Entries from a dataset ::
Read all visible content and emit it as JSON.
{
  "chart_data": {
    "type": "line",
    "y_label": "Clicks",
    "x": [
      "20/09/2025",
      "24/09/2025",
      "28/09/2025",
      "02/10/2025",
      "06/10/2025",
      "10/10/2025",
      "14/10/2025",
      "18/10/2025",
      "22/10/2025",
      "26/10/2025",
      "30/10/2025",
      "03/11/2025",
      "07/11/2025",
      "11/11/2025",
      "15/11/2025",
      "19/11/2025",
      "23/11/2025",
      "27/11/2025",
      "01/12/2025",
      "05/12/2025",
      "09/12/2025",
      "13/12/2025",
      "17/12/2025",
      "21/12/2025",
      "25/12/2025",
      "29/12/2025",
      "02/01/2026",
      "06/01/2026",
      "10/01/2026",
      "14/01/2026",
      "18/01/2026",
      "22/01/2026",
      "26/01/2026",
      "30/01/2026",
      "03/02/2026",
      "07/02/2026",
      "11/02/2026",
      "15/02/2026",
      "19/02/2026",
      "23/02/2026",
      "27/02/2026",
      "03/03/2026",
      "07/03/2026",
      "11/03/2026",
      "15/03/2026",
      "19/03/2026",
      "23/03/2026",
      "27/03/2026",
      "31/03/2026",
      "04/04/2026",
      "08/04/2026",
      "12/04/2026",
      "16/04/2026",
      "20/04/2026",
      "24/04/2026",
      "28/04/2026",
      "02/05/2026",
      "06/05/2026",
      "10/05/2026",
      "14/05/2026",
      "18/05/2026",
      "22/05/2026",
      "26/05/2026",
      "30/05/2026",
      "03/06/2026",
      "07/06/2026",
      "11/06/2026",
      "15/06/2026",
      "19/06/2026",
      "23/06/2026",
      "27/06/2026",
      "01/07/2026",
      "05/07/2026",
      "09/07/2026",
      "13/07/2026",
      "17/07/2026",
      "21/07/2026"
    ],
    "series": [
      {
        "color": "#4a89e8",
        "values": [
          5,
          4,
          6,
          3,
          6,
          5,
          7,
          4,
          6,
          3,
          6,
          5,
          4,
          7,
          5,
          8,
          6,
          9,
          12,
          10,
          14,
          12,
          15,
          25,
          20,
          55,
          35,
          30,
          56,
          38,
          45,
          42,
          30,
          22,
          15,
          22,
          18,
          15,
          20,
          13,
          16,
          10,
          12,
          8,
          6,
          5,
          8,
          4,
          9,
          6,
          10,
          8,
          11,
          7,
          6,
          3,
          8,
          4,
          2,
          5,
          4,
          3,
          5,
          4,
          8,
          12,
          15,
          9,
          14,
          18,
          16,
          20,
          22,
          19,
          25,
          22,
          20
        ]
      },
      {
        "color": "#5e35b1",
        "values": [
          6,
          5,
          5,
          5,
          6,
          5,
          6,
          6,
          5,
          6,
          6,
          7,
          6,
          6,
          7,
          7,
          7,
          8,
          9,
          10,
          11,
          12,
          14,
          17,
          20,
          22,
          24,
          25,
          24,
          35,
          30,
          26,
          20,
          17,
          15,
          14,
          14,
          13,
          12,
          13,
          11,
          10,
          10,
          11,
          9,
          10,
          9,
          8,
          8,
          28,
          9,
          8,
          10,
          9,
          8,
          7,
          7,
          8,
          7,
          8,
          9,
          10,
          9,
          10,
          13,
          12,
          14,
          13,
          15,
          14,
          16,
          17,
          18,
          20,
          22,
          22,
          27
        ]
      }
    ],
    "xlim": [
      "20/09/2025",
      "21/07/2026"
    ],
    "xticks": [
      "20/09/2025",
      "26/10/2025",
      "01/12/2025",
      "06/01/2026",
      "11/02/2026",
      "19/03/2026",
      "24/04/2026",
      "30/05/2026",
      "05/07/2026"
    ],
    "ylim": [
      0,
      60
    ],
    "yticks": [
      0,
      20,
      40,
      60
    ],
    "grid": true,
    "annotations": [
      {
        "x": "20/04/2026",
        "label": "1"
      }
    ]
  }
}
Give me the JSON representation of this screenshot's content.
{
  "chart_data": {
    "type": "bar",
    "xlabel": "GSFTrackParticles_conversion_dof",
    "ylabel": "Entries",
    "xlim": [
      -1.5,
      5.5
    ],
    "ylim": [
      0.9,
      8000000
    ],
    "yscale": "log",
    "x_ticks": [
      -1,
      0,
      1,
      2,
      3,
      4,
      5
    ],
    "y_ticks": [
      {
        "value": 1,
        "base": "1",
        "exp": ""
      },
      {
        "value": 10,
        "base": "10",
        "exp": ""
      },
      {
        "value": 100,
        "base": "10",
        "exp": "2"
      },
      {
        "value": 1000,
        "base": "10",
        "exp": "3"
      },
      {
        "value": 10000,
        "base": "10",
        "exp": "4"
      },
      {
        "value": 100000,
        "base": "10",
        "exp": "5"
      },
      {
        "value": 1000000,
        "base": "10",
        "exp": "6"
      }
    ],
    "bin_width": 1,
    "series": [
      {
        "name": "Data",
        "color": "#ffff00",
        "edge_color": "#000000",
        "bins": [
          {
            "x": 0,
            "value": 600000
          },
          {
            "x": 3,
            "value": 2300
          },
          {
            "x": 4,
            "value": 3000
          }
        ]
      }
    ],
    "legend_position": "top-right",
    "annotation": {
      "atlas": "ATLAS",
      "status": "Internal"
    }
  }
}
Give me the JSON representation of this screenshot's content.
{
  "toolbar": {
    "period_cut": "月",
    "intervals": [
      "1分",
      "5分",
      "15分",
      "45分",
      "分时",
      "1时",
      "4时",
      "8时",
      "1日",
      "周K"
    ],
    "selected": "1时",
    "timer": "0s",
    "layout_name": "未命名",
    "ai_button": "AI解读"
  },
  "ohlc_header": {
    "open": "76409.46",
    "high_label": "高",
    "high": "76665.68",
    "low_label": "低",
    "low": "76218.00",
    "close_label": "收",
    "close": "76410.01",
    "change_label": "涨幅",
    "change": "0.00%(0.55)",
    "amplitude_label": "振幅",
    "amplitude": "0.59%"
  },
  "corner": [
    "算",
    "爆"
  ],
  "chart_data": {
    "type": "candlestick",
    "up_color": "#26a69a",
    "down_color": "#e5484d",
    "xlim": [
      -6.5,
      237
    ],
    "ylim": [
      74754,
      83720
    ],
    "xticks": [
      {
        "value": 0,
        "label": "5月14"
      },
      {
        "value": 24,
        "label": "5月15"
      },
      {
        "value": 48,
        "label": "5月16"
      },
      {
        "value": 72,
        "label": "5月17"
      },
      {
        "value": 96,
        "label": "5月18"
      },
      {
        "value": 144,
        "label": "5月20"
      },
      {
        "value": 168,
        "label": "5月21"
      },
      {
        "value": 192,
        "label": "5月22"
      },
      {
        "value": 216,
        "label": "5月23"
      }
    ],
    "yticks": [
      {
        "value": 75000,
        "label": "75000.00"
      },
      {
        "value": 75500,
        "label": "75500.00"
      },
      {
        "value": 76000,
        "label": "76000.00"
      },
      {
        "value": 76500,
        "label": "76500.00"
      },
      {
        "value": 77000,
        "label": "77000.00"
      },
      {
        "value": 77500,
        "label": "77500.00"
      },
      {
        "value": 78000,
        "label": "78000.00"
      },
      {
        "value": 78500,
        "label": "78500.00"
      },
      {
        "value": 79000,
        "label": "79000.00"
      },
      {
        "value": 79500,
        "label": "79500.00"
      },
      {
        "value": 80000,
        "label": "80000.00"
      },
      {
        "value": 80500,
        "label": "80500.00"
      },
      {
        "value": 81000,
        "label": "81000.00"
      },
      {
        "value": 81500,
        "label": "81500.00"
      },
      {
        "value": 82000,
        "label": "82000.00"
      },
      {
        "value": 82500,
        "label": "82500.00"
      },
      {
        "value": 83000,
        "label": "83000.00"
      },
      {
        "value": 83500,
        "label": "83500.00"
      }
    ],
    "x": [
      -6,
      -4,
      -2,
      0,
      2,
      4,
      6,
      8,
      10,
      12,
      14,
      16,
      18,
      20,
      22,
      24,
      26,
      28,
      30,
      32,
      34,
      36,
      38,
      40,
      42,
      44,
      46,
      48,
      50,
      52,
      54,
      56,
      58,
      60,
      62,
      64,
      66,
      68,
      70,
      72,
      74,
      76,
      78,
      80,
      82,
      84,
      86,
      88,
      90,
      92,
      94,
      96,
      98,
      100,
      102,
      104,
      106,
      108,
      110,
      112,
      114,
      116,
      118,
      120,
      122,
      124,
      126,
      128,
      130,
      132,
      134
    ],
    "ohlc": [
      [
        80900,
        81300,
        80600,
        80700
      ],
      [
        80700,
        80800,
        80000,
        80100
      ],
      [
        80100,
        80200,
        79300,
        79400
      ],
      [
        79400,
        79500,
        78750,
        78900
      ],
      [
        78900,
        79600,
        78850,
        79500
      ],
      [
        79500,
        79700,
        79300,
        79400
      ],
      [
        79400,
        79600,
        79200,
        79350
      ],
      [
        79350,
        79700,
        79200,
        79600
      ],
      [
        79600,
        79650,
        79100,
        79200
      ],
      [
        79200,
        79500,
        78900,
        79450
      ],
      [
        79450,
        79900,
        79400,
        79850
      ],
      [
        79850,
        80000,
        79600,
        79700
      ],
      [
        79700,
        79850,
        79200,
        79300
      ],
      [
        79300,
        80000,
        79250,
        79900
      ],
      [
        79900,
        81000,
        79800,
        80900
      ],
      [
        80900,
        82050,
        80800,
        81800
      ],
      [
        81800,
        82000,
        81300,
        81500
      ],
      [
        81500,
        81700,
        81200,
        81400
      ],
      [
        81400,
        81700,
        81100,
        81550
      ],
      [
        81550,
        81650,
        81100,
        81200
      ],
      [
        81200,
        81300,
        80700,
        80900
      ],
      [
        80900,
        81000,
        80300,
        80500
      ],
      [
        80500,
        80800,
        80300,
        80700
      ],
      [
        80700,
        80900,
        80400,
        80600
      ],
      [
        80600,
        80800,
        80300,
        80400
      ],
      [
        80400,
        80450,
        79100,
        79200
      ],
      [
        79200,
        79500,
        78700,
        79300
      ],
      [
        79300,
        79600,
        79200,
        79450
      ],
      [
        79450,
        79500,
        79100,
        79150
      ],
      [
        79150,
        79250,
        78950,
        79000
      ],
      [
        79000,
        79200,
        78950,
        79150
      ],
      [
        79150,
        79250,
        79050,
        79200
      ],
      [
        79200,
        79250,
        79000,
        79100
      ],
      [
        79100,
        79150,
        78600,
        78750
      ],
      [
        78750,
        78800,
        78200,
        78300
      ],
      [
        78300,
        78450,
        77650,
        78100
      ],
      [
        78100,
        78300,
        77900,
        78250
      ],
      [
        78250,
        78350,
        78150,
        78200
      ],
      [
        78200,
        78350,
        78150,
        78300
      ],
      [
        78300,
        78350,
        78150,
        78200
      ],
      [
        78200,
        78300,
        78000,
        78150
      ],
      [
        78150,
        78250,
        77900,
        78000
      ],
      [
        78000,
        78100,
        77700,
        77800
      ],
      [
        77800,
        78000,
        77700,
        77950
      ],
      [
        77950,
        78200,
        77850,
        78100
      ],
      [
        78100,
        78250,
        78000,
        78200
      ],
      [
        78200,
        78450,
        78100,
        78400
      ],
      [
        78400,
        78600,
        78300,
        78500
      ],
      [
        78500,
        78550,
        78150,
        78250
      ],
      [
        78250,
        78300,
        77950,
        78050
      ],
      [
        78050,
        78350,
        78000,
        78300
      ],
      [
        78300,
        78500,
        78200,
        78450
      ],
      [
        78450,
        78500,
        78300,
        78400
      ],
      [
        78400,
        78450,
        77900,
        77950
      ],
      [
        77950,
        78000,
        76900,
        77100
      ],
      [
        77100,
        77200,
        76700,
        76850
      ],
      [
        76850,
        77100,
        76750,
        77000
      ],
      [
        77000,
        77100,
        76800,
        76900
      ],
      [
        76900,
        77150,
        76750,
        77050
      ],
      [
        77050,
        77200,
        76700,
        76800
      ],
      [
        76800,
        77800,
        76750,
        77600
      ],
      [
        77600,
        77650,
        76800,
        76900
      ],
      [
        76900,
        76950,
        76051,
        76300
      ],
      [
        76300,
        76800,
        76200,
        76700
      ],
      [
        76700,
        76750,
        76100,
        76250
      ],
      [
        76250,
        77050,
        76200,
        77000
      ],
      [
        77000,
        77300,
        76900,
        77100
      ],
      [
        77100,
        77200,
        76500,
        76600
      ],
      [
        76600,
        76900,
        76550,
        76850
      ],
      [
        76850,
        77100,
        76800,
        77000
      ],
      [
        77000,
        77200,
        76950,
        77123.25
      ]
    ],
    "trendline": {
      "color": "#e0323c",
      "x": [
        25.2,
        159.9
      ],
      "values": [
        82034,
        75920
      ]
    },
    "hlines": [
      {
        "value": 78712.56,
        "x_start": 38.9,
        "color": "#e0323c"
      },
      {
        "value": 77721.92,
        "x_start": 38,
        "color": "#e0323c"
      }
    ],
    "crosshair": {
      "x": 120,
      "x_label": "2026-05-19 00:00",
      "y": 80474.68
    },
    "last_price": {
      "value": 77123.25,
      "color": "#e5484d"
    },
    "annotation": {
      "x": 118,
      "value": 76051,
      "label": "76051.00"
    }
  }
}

WHAT NEEDS TO BE DONE :: Copy out every line of the material above that mentions the word "type".

WORKED ANSWER ::
    "type": "line",
    "type": "bar",
    "type": "candlestick",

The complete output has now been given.